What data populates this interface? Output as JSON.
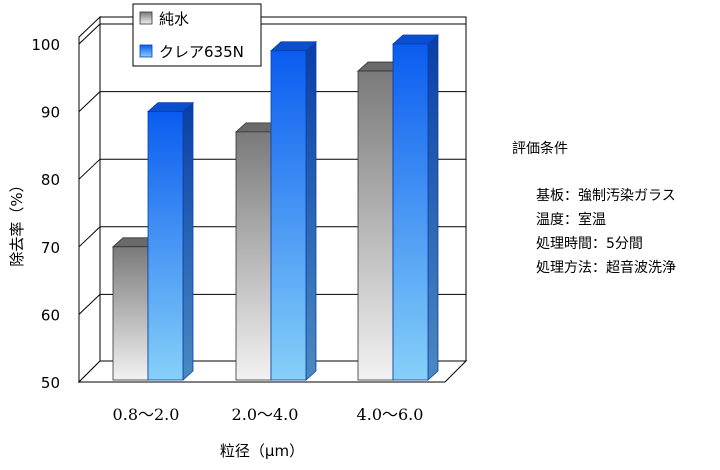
{
  "chart_data": {
    "type": "bar",
    "title": "",
    "xlabel": "粒径（μm）",
    "ylabel": "除去率（%）",
    "categories": [
      "0.8～2.0",
      "2.0～4.0",
      "4.0～6.0"
    ],
    "series": [
      {
        "name": "純水",
        "values": [
          70,
          87,
          96
        ],
        "color": "#8c8c8c"
      },
      {
        "name": "クレア635N",
        "values": [
          90,
          99,
          100
        ],
        "color": "#1a6ef0"
      }
    ],
    "ylim": [
      50,
      100
    ],
    "yticks": [
      50,
      60,
      70,
      80,
      90,
      100
    ],
    "grid": true,
    "legend": "top-left",
    "style": "3d-bar"
  },
  "conditions": {
    "title": "評価条件",
    "lines": [
      "基板：強制汚染ガラス",
      "温度：室温",
      "処理時間：5分間",
      "処理方法：超音波洗浄"
    ]
  }
}
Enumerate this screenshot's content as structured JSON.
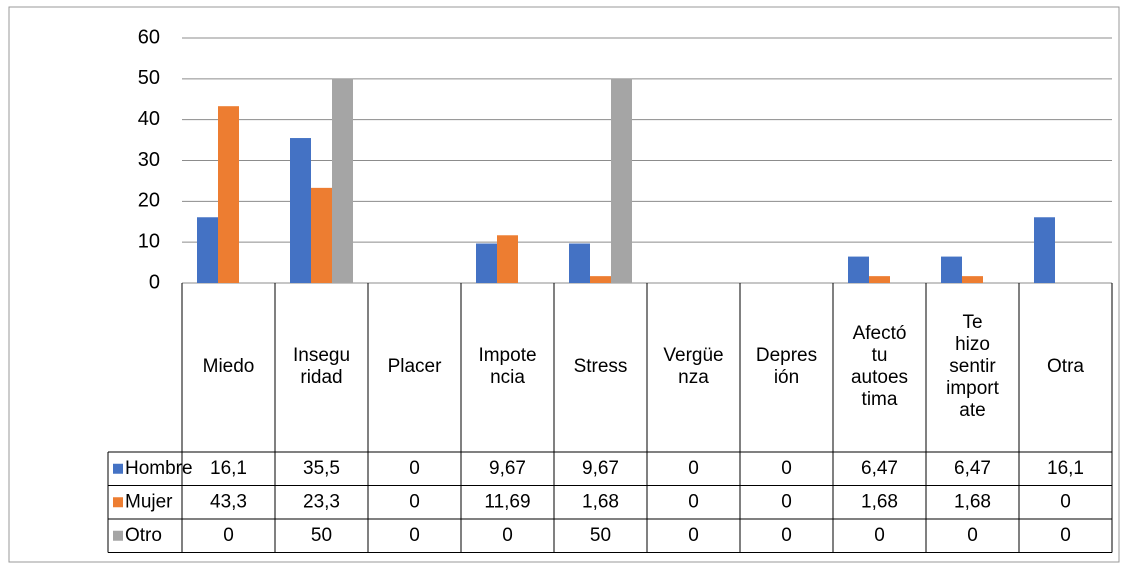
{
  "chart_data": {
    "type": "bar",
    "categories": [
      "Miedo",
      "Insegu\nridad",
      "Placer",
      "Impote\nncia",
      "Stress",
      "Vergüe\nnza",
      "Depres\nión",
      "Afectó\ntu\nautoes\ntima",
      "Te\nhizo\nsentir\nimport\nate",
      "Otra"
    ],
    "series": [
      {
        "name": "Hombre",
        "color": "#4472c4",
        "values": [
          16.1,
          35.5,
          0,
          9.67,
          9.67,
          0,
          0,
          6.47,
          6.47,
          16.1
        ],
        "value_labels": [
          "16,1",
          "35,5",
          "0",
          "9,67",
          "9,67",
          "0",
          "0",
          "6,47",
          "6,47",
          "16,1"
        ]
      },
      {
        "name": "Mujer",
        "color": "#ed7d31",
        "values": [
          43.3,
          23.3,
          0,
          11.69,
          1.68,
          0,
          0,
          1.68,
          1.68,
          0
        ],
        "value_labels": [
          "43,3",
          "23,3",
          "0",
          "11,69",
          "1,68",
          "0",
          "0",
          "1,68",
          "1,68",
          "0"
        ]
      },
      {
        "name": "Otro",
        "color": "#a5a5a5",
        "values": [
          0,
          50,
          0,
          0,
          50,
          0,
          0,
          0,
          0,
          0
        ],
        "value_labels": [
          "0",
          "50",
          "0",
          "0",
          "50",
          "0",
          "0",
          "0",
          "0",
          "0"
        ]
      }
    ],
    "ylim": [
      0,
      60
    ],
    "yticks": [
      0,
      10,
      20,
      30,
      40,
      50,
      60
    ],
    "grid": true,
    "legend": "data-table"
  }
}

◆ ◆ ◆

# Exercise:
Transcribe the listing in full. Omit the pictures and keep every line exact.

# Correct result:
What data populates this interface? Output as JSON.
{
  "chart_data": {
    "type": "bar",
    "title": "",
    "xlabel": "粒径（μm）",
    "ylabel": "除去率（%）",
    "categories": [
      "0.8～2.0",
      "2.0～4.0",
      "4.0～6.0"
    ],
    "series": [
      {
        "name": "純水",
        "values": [
          70,
          87,
          96
        ],
        "color": "#8c8c8c"
      },
      {
        "name": "クレア635N",
        "values": [
          90,
          99,
          100
        ],
        "color": "#1a6ef0"
      }
    ],
    "ylim": [
      50,
      100
    ],
    "yticks": [
      50,
      60,
      70,
      80,
      90,
      100
    ],
    "grid": true,
    "legend": "top-left",
    "style": "3d-bar"
  },
  "conditions": {
    "title": "評価条件",
    "lines": [
      "基板：強制汚染ガラス",
      "温度：室温",
      "処理時間：5分間",
      "処理方法：超音波洗浄"
    ]
  }
}
Enumerate this screenshot's content as structured JSON.
{
  "chart_data": {
    "type": "bar",
    "categories": [
      "Miedo",
      "Insegu\nridad",
      "Placer",
      "Impote\nncia",
      "Stress",
      "Vergüe\nnza",
      "Depres\nión",
      "Afectó\ntu\nautoes\ntima",
      "Te\nhizo\nsentir\nimport\nate",
      "Otra"
    ],
    "series": [
      {
        "name": "Hombre",
        "color": "#4472c4",
        "values": [
          16.1,
          35.5,
          0,
          9.67,
          9.67,
          0,
          0,
          6.47,
          6.47,
          16.1
        ],
        "value_labels": [
          "16,1",
          "35,5",
          "0",
          "9,67",
          "9,67",
          "0",
          "0",
          "6,47",
          "6,47",
          "16,1"
        ]
      },
      {
        "name": "Mujer",
        "color": "#ed7d31",
        "values": [
          43.3,
          23.3,
          0,
          11.69,
          1.68,
          0,
          0,
          1.68,
          1.68,
          0
        ],
        "value_labels": [
          "43,3",
          "23,3",
          "0",
          "11,69",
          "1,68",
          "0",
          "0",
          "1,68",
          "1,68",
          "0"
        ]
      },
      {
        "name": "Otro",
        "color": "#a5a5a5",
        "values": [
          0,
          50,
          0,
          0,
          50,
          0,
          0,
          0,
          0,
          0
        ],
        "value_labels": [
          "0",
          "50",
          "0",
          "0",
          "50",
          "0",
          "0",
          "0",
          "0",
          "0"
        ]
      }
    ],
    "ylim": [
      0,
      60
    ],
    "yticks": [
      0,
      10,
      20,
      30,
      40,
      50,
      60
    ],
    "grid": true,
    "legend": "data-table"
  }
}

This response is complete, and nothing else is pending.